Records
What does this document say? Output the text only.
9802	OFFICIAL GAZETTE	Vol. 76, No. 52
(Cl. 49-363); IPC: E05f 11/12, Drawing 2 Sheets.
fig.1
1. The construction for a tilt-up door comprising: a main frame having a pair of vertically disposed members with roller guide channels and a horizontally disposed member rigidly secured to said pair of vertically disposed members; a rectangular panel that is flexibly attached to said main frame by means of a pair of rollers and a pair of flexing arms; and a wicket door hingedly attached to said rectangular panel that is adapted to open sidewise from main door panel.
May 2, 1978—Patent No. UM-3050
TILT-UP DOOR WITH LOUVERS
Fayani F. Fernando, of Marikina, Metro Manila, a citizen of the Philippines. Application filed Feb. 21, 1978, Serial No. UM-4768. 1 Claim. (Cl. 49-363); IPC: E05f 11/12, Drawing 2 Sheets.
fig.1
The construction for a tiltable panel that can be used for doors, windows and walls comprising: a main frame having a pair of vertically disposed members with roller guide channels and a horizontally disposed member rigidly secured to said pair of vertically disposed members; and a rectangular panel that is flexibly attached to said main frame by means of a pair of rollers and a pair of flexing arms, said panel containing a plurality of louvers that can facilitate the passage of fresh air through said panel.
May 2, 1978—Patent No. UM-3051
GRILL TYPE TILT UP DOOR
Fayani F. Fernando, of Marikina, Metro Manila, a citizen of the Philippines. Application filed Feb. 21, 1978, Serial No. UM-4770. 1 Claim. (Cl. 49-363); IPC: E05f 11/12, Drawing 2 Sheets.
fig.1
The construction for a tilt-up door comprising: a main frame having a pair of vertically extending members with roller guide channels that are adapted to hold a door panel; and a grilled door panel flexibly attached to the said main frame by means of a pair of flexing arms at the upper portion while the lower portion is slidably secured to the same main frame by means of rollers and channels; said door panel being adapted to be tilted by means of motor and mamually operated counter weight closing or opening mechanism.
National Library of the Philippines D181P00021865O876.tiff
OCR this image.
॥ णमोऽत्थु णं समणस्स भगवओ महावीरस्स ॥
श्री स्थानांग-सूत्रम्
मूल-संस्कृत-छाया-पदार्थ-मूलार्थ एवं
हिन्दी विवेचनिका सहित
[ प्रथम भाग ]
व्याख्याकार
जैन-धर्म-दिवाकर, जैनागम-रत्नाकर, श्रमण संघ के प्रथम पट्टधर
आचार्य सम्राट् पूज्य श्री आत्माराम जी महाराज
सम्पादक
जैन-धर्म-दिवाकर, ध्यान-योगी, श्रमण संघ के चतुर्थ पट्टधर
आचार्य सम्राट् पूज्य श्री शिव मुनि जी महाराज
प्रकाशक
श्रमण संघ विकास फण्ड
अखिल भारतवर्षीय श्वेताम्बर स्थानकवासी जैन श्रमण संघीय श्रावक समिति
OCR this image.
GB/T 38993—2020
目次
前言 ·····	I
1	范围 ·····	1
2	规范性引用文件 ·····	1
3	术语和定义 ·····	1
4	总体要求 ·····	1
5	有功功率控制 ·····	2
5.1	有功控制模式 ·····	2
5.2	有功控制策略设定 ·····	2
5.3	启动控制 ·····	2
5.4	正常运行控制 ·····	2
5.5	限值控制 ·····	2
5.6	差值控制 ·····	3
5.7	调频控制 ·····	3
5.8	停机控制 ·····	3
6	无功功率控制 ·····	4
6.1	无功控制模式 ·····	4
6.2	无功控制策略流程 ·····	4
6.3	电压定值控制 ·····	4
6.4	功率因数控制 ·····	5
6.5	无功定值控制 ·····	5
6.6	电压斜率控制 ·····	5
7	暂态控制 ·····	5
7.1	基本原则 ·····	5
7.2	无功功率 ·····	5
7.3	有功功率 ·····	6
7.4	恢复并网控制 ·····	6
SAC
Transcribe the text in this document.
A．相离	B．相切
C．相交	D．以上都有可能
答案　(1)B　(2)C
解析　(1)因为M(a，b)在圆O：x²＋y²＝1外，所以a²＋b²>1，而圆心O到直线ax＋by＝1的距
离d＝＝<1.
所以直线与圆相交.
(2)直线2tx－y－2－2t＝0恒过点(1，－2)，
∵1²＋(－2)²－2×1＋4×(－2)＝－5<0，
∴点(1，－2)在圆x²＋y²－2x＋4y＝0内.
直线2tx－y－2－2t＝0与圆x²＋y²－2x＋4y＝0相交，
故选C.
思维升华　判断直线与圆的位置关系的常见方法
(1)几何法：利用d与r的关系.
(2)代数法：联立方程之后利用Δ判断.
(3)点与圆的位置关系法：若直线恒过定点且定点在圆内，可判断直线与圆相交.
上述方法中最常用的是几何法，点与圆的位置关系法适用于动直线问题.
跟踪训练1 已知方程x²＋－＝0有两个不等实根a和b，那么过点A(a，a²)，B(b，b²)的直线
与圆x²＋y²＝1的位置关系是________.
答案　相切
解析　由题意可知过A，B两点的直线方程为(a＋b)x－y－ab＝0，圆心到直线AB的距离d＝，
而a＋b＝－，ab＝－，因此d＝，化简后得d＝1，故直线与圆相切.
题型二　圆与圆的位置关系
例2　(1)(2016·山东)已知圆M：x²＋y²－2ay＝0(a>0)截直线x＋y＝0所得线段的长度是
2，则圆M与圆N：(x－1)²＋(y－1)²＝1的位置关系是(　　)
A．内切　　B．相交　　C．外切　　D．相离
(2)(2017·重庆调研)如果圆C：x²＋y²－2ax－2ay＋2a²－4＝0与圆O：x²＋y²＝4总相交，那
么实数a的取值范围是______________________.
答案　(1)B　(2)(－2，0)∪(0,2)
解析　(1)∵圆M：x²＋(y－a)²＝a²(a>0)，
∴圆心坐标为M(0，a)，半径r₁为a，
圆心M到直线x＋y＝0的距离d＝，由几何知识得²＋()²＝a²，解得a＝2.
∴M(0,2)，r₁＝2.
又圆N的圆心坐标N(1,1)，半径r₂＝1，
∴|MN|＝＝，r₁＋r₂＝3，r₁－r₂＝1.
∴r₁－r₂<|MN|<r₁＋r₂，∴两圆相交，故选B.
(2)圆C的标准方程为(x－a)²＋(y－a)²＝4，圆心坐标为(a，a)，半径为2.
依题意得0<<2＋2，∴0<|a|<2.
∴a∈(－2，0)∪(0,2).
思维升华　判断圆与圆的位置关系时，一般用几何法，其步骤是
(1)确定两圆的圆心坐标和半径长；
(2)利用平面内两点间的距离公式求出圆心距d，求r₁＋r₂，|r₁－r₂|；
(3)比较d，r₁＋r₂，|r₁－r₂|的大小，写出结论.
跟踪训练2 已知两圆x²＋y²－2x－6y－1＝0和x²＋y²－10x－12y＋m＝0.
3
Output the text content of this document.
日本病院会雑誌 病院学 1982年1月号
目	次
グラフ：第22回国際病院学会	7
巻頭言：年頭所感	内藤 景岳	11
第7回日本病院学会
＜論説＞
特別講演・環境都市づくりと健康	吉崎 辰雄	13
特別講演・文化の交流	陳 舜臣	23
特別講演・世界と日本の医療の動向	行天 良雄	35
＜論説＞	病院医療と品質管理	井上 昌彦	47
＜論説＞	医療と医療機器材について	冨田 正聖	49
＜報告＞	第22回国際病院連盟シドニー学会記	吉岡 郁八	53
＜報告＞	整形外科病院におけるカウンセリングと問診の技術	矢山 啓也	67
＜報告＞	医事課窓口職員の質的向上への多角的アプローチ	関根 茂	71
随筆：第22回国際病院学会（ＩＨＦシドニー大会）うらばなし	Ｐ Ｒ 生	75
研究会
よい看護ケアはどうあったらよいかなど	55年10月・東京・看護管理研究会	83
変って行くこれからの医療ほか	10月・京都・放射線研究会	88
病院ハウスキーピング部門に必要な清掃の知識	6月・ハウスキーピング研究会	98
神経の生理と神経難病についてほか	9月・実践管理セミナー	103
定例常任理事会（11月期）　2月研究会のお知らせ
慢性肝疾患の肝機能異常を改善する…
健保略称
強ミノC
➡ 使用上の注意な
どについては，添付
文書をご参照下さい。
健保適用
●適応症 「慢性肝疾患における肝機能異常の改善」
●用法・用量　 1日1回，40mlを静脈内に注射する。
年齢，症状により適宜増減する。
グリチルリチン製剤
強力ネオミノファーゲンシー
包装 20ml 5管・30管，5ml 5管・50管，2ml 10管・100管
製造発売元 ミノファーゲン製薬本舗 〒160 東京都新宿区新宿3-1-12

## Instructions to follow
Look through the lines above and collect those with the word "Fernando".

## Exercise answer
Fayani F. Fernando, of Marikina, Metro Manila, a citizen of the Philippines. Application filed Feb. 21, 1978, Serial No. UM-4768. 1 Claim. (Cl. 49-363); IPC: E05f 11/12, Drawing 2 Sheets.
Fayani F. Fernando, of Marikina, Metro Manila, a citizen of the Philippines. Application filed Feb. 21, 1978, Serial No. UM-4770. 1 Claim. (Cl. 49-363); IPC: E05f 11/12, Drawing 2 Sheets.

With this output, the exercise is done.